__Material provided__:
------------------------------------------------------------

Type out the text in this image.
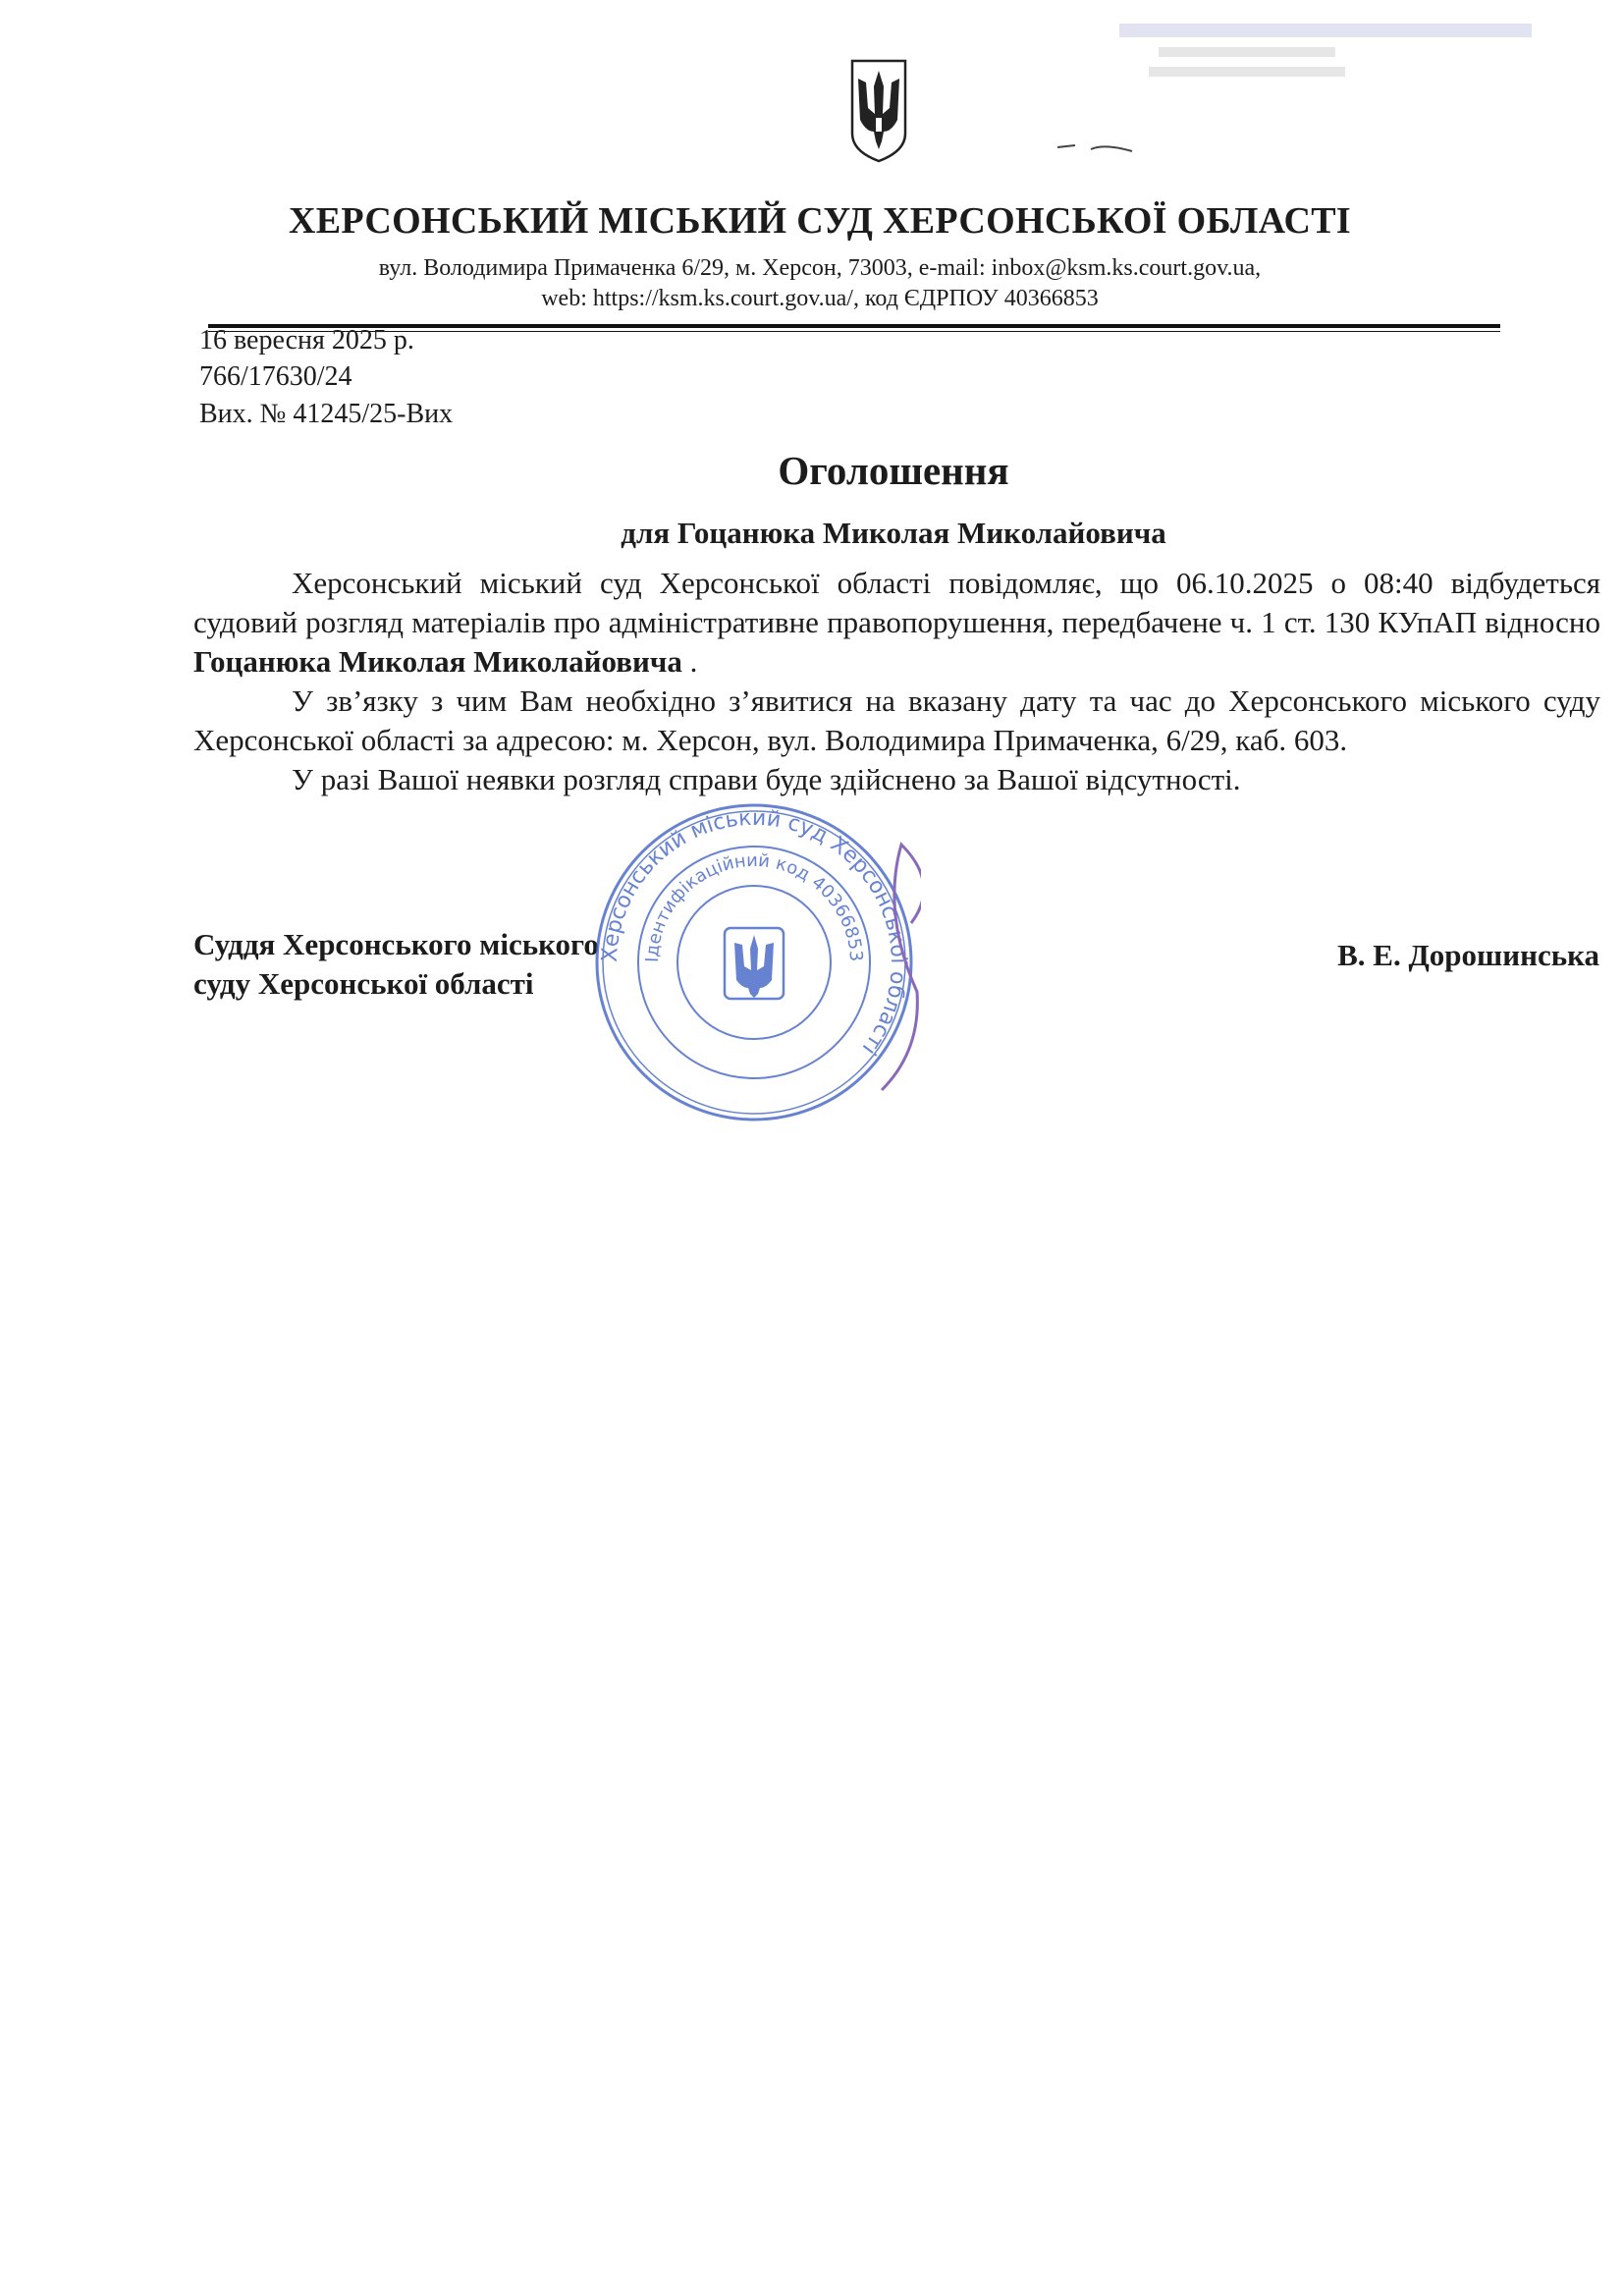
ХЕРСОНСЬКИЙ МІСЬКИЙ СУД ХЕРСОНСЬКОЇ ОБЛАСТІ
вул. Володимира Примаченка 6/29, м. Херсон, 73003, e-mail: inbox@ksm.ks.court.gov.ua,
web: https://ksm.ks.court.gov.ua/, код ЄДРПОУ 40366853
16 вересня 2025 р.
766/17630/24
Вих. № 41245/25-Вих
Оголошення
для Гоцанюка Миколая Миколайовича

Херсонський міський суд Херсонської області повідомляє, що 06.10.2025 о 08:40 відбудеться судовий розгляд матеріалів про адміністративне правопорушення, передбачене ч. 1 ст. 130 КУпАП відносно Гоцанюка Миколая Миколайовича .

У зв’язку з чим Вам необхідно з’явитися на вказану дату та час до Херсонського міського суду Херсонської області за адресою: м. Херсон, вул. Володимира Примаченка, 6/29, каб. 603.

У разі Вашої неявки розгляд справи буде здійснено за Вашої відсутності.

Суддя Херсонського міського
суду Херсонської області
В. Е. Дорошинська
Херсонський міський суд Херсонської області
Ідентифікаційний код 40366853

------------------------------------------------------------

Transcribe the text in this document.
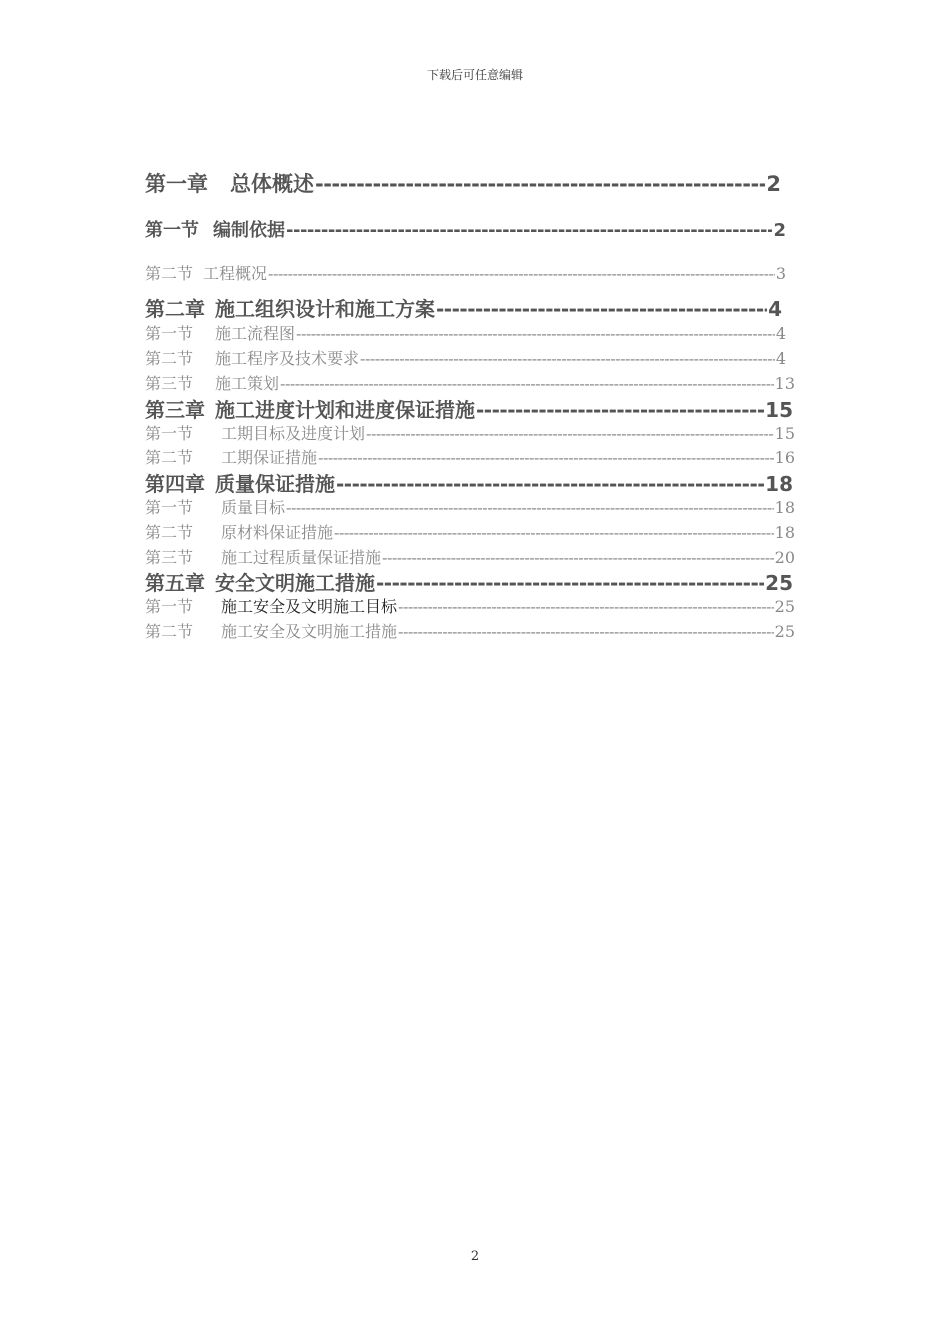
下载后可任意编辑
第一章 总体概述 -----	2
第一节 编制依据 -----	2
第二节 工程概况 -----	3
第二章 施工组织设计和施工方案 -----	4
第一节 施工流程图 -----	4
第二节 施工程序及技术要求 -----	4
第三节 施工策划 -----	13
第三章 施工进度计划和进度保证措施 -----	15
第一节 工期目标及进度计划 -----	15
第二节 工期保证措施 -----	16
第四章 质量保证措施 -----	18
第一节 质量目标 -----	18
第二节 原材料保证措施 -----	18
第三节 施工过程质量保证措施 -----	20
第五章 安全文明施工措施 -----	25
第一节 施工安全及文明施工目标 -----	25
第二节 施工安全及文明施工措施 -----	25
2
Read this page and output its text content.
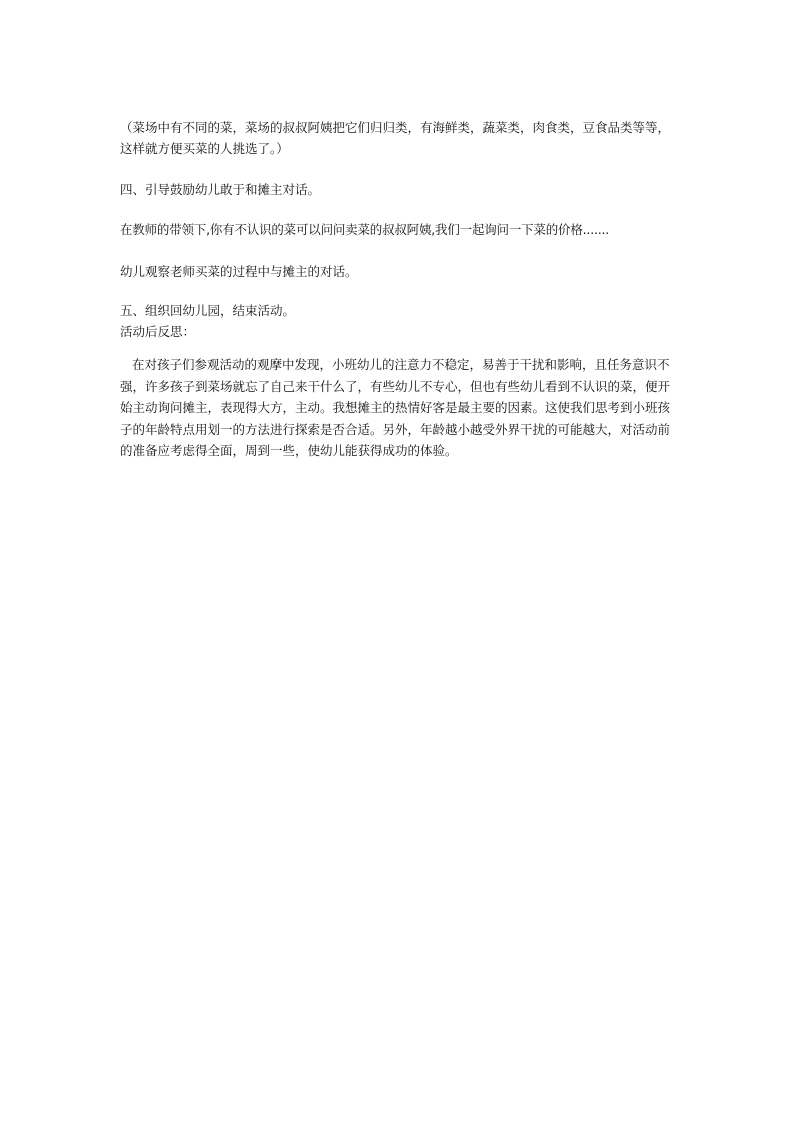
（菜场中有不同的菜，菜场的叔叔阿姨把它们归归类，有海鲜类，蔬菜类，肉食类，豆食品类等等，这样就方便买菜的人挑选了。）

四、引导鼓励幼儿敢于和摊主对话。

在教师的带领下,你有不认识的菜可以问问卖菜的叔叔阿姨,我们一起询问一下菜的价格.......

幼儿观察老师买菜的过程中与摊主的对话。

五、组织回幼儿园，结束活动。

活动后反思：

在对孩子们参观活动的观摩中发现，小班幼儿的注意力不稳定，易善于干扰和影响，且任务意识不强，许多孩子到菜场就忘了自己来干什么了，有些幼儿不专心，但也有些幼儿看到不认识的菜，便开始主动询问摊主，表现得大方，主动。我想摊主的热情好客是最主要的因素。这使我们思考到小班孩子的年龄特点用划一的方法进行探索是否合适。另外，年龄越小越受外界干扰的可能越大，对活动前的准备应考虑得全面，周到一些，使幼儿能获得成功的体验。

------------------------------------------------------------

__Your goal__: Going over the lines above, work out how many include "Миколая", then give only that number.

__Expected answer__: 2